» **Lista de tareas**:
**a)** Reproduce sin cambios el trozo del texto sobre Uruguay y Chile que empieza en "En el caso chileno, es" y termina en "antibióticos y pesticidas.".
**b)** Según el texto sobre Uruguay y Chile, ¿cuáles son los dos responsables que se señalan en el caso uruguayo?
**c)** Retoma el texto sobre Uruguay y Chile justo después de su última oración.

» **Texto de origen**:

En el caso uruguayo, si bien el calentamiento global incide en la posible ocurrencia de precipitaciones, se omite el hecho que el desmonte y la eliminación de la pradera, causados por la forestación comercial de pinos y eucaliptus y sobre todo por el cultivo de soja, es uno de los elementos clave para comprender la cada vez menor capacidad del suelo para absorber el agua de las lluvias. Allí hay dos actores responsables claramente identificables: el Estado, que protege y promueve actividades respecto a las cuales hay abundante evidencia científica y relatos directos de la población humana afectada que muestran su carácter devastador para el medio ambiente. El otro actor es el sector sojero, que obtiene sus ganancias directamente de este permiso tácito para contaminar que generosamente brinda el Estado.
En el caso chileno, es verdad que el calentamiento global puede influir en la elevación de la temperatura del agua oceánica, pero no es el único factor que puede causar la aparición de algas y la pérdida de oxígeno acuático: se omite el hecho que la industra salmonera contamina gravemente el mar, volcando enormes volúmenes de nutrientes al agua, y en la medida que el aceleramiento del volumen de población y del ciclo vital de los salmones acelera también el ciclo y el volumen de la población de bacterias y virus que afectan a dicha especie, la industria salmonera también debe verter en el mar cantidades extraordinarias de antibióticos y pesticidas.

» **Líneas mostradas**:

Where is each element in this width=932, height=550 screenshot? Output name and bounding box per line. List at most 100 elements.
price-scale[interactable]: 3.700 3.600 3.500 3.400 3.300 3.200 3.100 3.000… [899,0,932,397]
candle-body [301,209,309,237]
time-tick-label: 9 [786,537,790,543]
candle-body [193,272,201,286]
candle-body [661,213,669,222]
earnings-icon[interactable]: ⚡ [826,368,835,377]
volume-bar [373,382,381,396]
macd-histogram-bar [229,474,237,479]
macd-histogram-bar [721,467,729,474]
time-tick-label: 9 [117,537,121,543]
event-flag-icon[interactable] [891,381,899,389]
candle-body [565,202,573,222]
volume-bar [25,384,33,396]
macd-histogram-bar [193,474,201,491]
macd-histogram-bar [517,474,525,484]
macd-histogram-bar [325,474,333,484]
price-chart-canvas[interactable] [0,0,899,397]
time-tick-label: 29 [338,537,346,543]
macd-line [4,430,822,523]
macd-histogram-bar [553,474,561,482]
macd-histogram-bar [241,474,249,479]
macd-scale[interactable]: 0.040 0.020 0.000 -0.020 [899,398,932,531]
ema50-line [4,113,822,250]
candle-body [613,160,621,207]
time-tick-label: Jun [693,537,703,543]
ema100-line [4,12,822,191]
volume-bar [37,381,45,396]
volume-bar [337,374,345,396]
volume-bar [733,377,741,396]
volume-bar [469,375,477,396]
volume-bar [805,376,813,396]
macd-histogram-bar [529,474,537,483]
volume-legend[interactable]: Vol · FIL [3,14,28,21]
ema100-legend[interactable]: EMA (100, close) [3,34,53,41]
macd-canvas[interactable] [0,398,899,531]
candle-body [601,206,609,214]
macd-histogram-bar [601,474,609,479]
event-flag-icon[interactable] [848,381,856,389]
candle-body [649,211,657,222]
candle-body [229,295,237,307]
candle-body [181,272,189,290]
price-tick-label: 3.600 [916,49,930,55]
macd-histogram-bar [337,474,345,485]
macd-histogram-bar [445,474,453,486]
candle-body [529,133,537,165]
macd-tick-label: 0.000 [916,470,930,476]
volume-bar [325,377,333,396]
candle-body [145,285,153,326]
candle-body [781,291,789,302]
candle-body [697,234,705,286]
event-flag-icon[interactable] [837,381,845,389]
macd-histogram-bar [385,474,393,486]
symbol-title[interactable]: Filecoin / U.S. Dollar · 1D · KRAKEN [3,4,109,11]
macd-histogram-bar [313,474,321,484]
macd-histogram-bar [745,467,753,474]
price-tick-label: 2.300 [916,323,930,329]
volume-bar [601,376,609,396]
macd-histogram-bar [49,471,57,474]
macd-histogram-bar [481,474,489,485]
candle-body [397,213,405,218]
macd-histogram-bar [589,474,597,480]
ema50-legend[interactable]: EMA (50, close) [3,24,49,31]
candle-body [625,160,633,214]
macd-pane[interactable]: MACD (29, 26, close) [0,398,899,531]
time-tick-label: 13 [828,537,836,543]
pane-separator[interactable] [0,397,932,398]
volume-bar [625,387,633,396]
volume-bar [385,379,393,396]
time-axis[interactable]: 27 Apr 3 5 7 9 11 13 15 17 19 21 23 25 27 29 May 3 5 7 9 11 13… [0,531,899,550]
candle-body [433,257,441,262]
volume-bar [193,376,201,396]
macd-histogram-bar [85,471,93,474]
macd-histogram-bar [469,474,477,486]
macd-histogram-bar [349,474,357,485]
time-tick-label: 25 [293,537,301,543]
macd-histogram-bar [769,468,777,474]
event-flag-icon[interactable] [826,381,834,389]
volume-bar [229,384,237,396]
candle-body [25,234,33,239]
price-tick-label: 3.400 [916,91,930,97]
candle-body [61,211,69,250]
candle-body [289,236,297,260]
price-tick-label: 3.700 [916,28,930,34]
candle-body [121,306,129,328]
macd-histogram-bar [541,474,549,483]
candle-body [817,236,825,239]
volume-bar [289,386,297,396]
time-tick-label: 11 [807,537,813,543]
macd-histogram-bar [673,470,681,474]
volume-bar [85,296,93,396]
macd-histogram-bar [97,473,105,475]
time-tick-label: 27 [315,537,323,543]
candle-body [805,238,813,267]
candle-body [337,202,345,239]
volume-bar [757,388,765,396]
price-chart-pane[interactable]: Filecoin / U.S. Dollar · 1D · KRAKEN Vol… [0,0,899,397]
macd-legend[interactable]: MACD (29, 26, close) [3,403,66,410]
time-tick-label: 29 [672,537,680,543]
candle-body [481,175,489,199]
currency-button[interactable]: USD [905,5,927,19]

» **Respuestas**:
**a)**
En el caso chileno, es verdad que el calentamiento global puede influir en la elevación de la temperatura del agua oceánica, pero no es el único factor que puede causar la aparición de algas y la pérdida de oxígeno acuático: se omite el hecho que la industra salmonera contamina gravemente el mar, volcando enormes volúmenes de nutrientes al agua, y en la medida que el aceleramiento del volumen de población y del ciclo vital de los salmones acelera también el ciclo y el volumen de la población de bacterias y virus que afectan a dicha especie, la industria salmonera también debe verter en el mar cantidades extraordinarias de antibióticos y pesticidas.

**b)** El Estado y el sector sojero.

**c)**
En ambos casos, el de Chile y el de Uruguay, es posible identificar al Estado y sus agencias, así como a las empresas que tienen mayor responsabilidad en los desastres ambientales ocurridos. Por eso la coincidencia de las autoridades de los dos países en omitir estas responsabilidades y trasladarlas a un nivel más abstracto, porque el calentamiento global es precisamente global y allí la multiplicidad de actores es enorme, así como el peso de los países desarrollados, con su volumen de producción y contaminación, es indiscutible, a pesar de lo cual los países del Sur también ponemos nuestro grano de arena para que la atmósfera eleve su temperatura año a año. En ambos casos encontramos Estados asociados a los contaminadores, Estados que producen una ingeniería jurídica, administrativa, financiera, publicitaria, para favorecer el despliegue de las corporaciones que generan riqueza en el sector primario, pero a costa de una externalidad inédita hacia otros sectores productivos (la ganadería y la agricultura tradicional, la pesca, la apicultura, etc.) y hacia toda la sociedad por los daños a la salud humana provocados por la contaminación.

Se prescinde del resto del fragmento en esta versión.